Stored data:
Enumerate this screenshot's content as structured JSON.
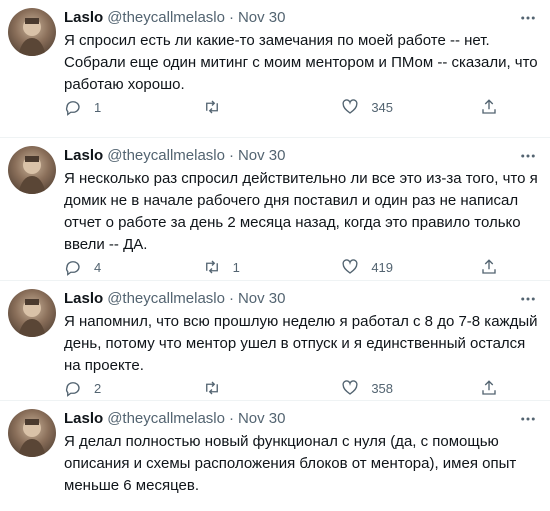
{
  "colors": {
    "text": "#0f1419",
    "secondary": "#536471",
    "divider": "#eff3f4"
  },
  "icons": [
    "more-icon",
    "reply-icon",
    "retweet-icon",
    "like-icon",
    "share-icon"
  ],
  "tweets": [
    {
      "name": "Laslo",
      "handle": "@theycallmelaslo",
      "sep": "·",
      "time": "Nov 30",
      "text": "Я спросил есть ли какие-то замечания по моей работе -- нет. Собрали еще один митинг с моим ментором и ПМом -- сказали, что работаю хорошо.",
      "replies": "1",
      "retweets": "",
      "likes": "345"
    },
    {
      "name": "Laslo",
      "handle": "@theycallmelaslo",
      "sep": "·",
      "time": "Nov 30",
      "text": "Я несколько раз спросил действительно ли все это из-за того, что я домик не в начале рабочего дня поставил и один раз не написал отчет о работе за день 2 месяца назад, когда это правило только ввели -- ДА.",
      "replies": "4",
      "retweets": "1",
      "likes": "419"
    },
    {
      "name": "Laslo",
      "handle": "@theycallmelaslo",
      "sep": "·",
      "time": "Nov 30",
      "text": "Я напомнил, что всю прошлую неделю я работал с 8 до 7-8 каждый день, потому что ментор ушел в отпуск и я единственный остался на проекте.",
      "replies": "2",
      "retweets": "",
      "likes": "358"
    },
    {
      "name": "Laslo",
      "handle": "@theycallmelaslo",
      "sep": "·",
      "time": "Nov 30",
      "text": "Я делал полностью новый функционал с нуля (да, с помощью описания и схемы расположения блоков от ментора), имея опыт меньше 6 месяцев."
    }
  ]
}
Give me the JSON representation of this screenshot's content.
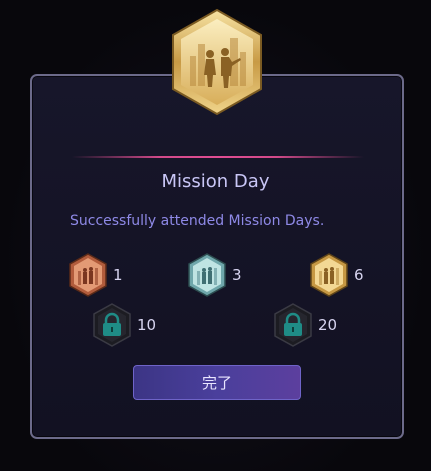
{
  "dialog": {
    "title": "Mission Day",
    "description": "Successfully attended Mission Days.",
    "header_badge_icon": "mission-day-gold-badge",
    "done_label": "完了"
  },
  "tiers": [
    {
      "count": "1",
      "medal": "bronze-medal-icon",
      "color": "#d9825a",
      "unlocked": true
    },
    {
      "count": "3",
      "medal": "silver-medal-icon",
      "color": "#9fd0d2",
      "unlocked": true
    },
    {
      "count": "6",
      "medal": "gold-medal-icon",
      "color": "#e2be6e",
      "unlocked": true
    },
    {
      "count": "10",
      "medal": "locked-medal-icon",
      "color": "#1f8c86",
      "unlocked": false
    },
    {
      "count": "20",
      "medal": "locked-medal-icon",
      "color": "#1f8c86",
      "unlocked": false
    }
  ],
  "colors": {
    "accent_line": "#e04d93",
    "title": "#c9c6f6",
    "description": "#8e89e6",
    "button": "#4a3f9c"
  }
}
* * *
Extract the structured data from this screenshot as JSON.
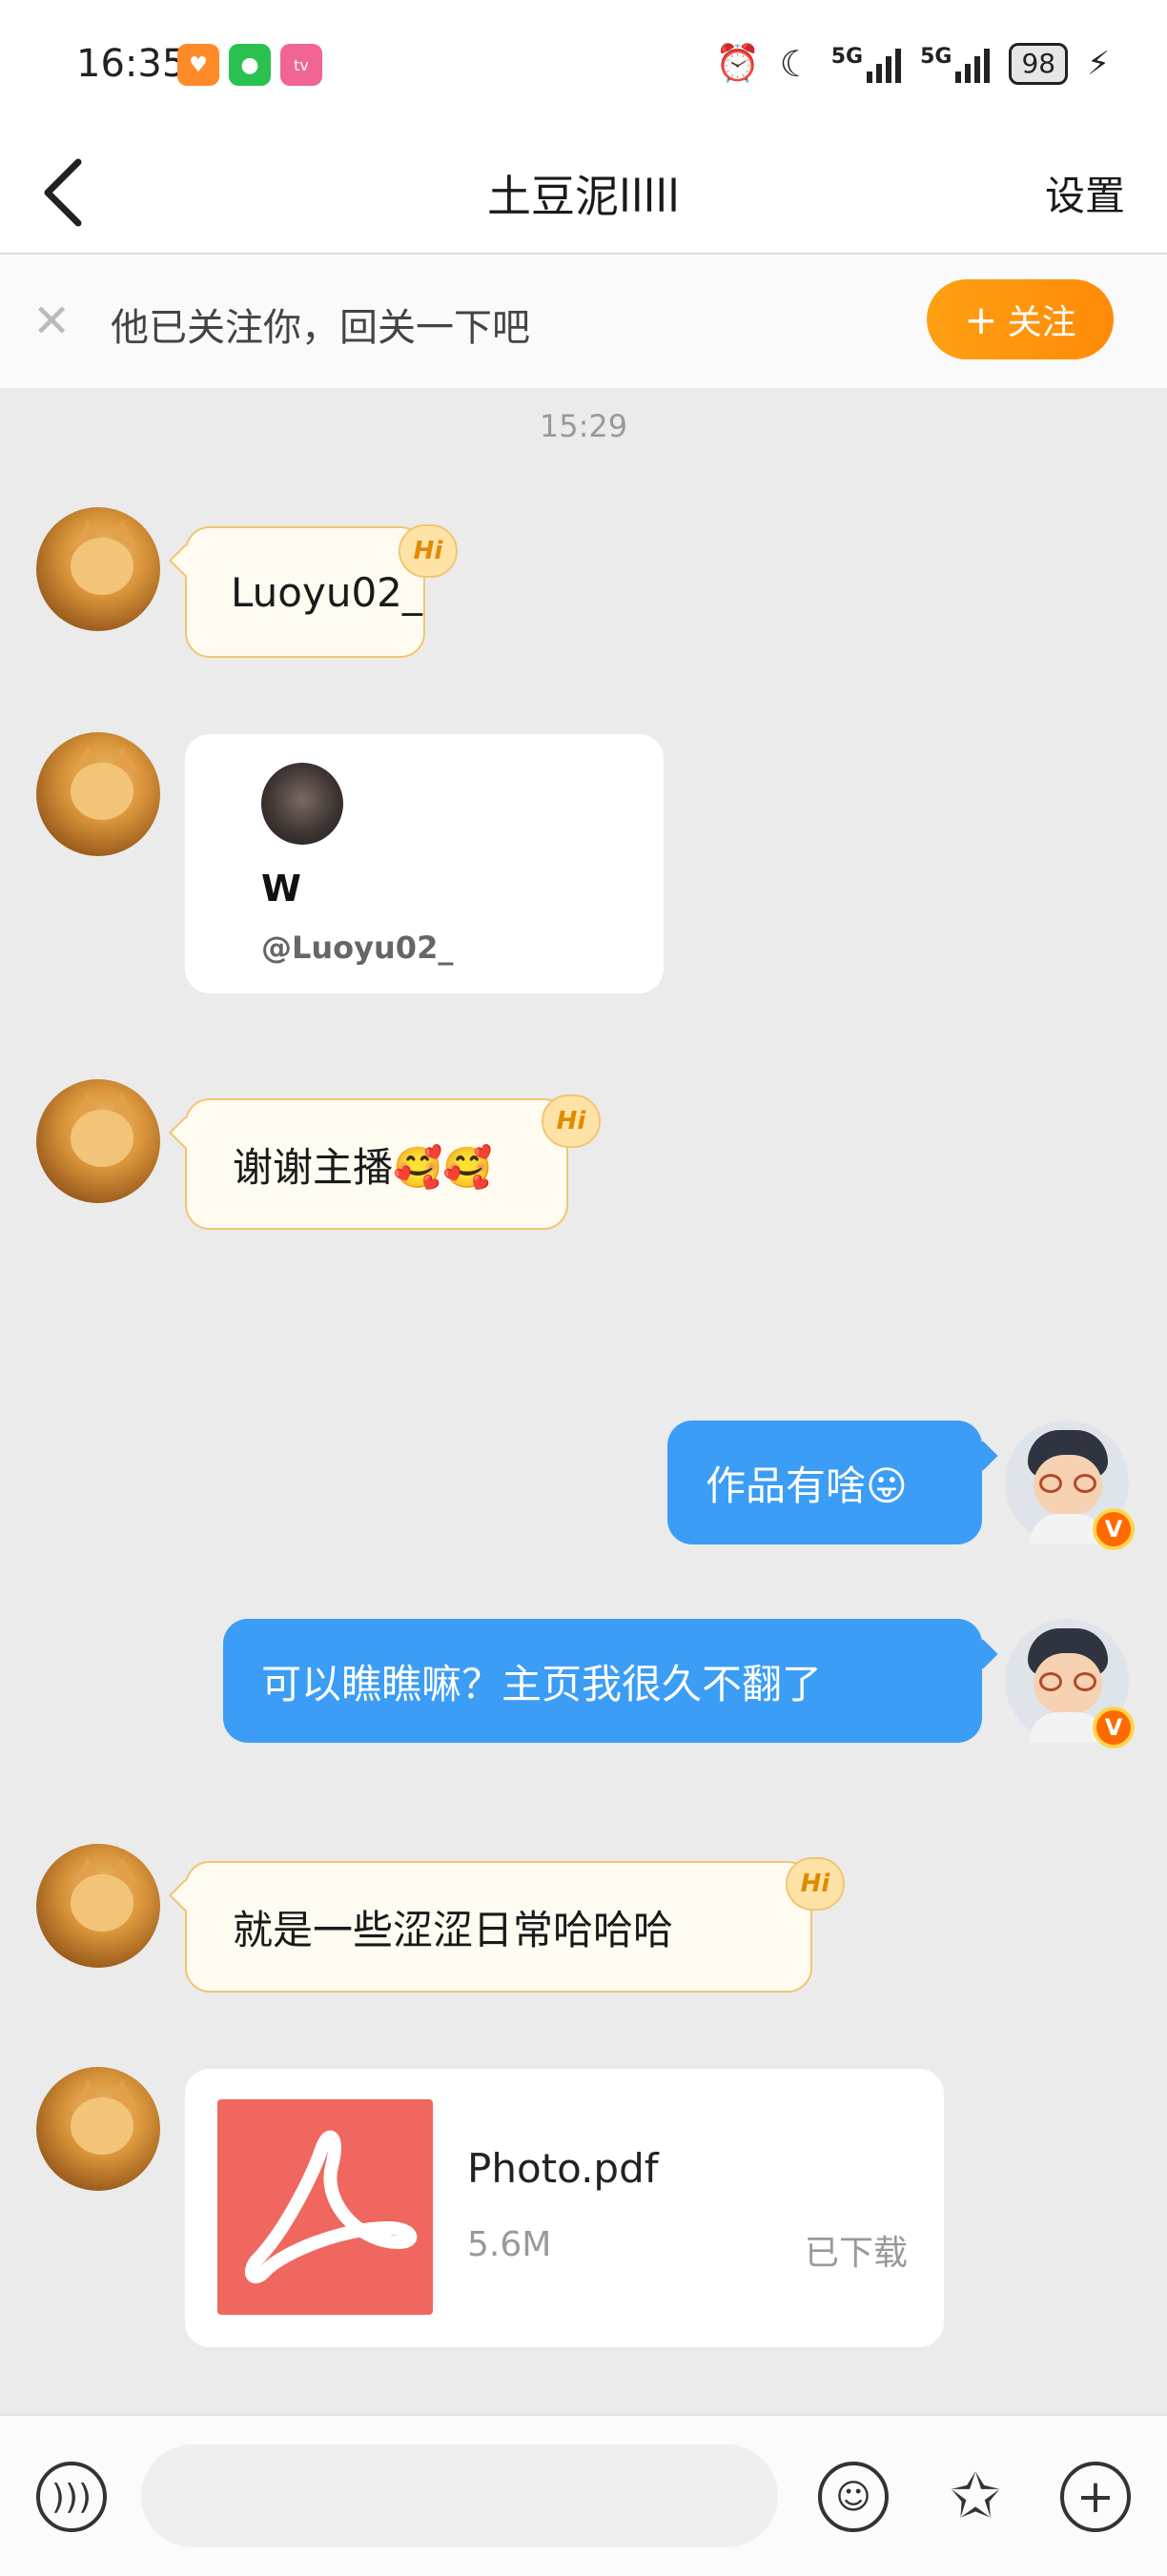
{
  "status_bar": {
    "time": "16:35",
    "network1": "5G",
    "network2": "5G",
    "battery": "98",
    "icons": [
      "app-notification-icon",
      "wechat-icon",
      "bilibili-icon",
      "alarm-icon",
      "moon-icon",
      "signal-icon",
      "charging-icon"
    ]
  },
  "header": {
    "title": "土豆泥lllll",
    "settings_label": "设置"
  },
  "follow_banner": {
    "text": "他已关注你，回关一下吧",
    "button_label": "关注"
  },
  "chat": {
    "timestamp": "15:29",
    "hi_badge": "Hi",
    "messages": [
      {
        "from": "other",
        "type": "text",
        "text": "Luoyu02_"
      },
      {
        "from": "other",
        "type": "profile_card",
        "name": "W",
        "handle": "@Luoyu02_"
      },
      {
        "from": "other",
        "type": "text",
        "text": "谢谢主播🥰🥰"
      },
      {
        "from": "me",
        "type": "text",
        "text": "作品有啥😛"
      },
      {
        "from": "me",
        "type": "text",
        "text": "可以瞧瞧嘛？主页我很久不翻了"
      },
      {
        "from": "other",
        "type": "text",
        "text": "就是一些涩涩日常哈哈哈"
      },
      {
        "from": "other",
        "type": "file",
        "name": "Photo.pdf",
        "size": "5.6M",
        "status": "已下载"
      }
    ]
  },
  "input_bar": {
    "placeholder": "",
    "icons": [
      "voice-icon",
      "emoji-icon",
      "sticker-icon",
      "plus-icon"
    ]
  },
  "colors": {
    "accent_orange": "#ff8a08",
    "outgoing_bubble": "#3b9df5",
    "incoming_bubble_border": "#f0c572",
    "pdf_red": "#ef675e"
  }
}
==
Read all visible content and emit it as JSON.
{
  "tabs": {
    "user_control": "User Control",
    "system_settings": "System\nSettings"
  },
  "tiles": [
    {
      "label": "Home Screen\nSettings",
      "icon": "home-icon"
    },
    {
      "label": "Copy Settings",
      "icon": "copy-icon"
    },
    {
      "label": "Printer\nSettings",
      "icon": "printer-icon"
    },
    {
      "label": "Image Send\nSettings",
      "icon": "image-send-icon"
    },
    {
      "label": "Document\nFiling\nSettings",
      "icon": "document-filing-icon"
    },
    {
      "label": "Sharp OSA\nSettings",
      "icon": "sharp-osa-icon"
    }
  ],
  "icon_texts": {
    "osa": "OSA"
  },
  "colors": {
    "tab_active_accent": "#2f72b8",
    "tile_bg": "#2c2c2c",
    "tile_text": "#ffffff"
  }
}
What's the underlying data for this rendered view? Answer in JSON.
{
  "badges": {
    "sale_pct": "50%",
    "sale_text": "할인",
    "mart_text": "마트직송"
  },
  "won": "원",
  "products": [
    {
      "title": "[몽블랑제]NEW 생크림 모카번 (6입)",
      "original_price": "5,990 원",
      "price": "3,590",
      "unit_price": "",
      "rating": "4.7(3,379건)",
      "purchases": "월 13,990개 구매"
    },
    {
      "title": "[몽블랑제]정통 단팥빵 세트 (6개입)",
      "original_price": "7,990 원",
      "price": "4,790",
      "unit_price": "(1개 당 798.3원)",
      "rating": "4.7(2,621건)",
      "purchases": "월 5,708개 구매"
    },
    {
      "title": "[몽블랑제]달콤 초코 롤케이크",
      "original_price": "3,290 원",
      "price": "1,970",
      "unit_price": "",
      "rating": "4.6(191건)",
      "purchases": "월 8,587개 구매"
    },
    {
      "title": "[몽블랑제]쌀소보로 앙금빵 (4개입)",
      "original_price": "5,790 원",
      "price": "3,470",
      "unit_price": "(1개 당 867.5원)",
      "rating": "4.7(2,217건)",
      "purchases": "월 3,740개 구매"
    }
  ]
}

■ **YOUR OBJECTIVE**: Where a line of the data holds "день", show that line.

■ **TASK RESULT**:
      "text": "Я несколько раз спросил действительно ли все это из-за того, что я домик не в начале рабочего дня поставил и один раз не написал отчет о работе за день 2 месяца назад, когда это правило только ввели -- ДА.",
      "text": "Я напомнил, что всю прошлую неделю я работал с 8 до 7-8 каждый день, потому что ментор ушел в отпуск и я единственный остался на проекте.",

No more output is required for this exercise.